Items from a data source
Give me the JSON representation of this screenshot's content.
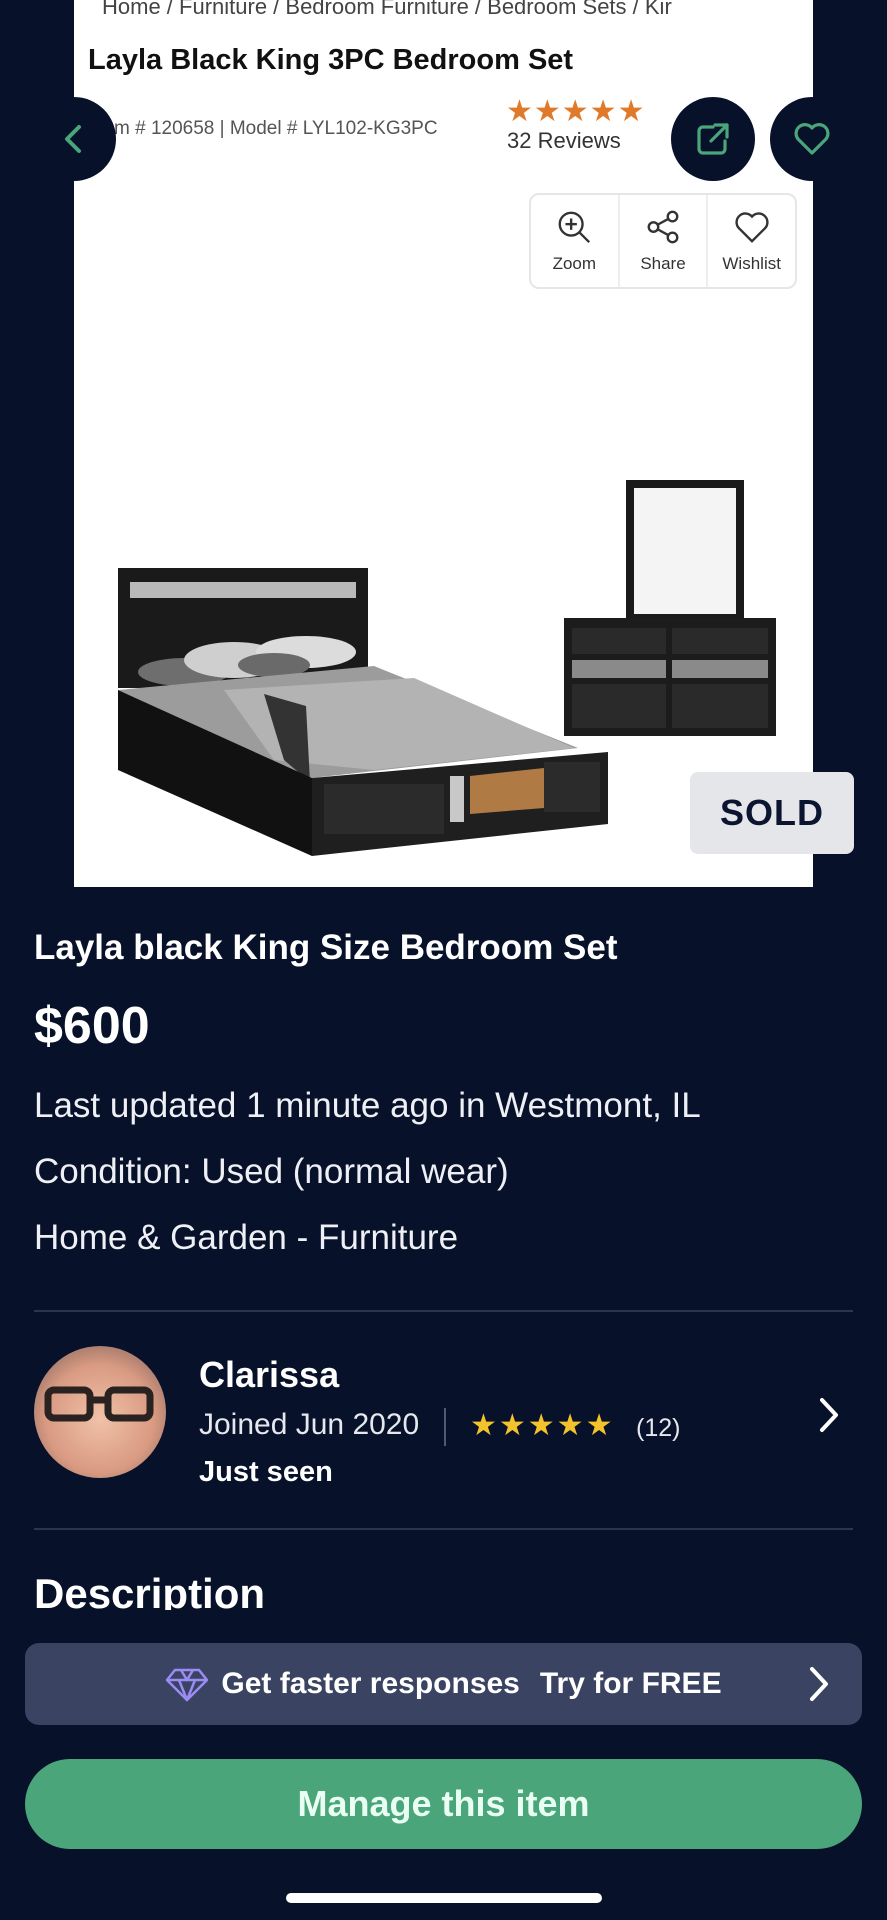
{
  "product_image": {
    "breadcrumb": "Home  /  Furniture  /  Bedroom Furniture  /  Bedroom Sets  /  Kir",
    "title": "Layla Black King 3PC Bedroom Set",
    "meta": "m # 120658 | Model # LYL102-KG3PC",
    "stars": "★★★★★",
    "reviews": "32 Reviews",
    "tools": [
      {
        "label": "Zoom",
        "icon": "zoom-icon"
      },
      {
        "label": "Share",
        "icon": "share-nodes-icon"
      },
      {
        "label": "Wishlist",
        "icon": "heart-outline-icon"
      }
    ]
  },
  "badge": "SOLD",
  "listing": {
    "title": "Layla black King Size Bedroom Set",
    "price": "$600",
    "updated": "Last updated 1 minute ago in Westmont, IL",
    "condition": "Condition: Used (normal wear)",
    "category": "Home & Garden - Furniture"
  },
  "seller": {
    "name": "Clarissa",
    "joined": "Joined Jun 2020",
    "stars": "★★★★★",
    "rating_count": "(12)",
    "last_seen": "Just seen"
  },
  "description_heading": "Description",
  "promo": {
    "text": "Get faster responses",
    "cta": "Try for FREE"
  },
  "manage_button": "Manage this item",
  "colors": {
    "background": "#07112a",
    "accent_green": "#4aa57a",
    "promo_bg": "#3a4361",
    "star": "#f4c22b"
  }
}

[WORK TO DO]:
Pictures in the records above are left out; print everything else exactly as written.

[ANSWER]:
Give me the JSON representation of this screenshot's content.
{
  "product_image": {
    "breadcrumb": "Home  /  Furniture  /  Bedroom Furniture  /  Bedroom Sets  /  Kir",
    "title": "Layla Black King 3PC Bedroom Set",
    "meta": "m # 120658 | Model # LYL102-KG3PC",
    "stars": "★★★★★",
    "reviews": "32 Reviews",
    "tools": [
      {
        "label": "Zoom",
        "icon": "zoom-icon"
      },
      {
        "label": "Share",
        "icon": "share-nodes-icon"
      },
      {
        "label": "Wishlist",
        "icon": "heart-outline-icon"
      }
    ]
  },
  "badge": "SOLD",
  "listing": {
    "title": "Layla black King Size Bedroom Set",
    "price": "$600",
    "updated": "Last updated 1 minute ago in Westmont, IL",
    "condition": "Condition: Used (normal wear)",
    "category": "Home & Garden - Furniture"
  },
  "seller": {
    "name": "Clarissa",
    "joined": "Joined Jun 2020",
    "stars": "★★★★★",
    "rating_count": "(12)",
    "last_seen": "Just seen"
  },
  "description_heading": "Description",
  "promo": {
    "text": "Get faster responses",
    "cta": "Try for FREE"
  },
  "manage_button": "Manage this item",
  "colors": {
    "background": "#07112a",
    "accent_green": "#4aa57a",
    "promo_bg": "#3a4361",
    "star": "#f4c22b"
  }
}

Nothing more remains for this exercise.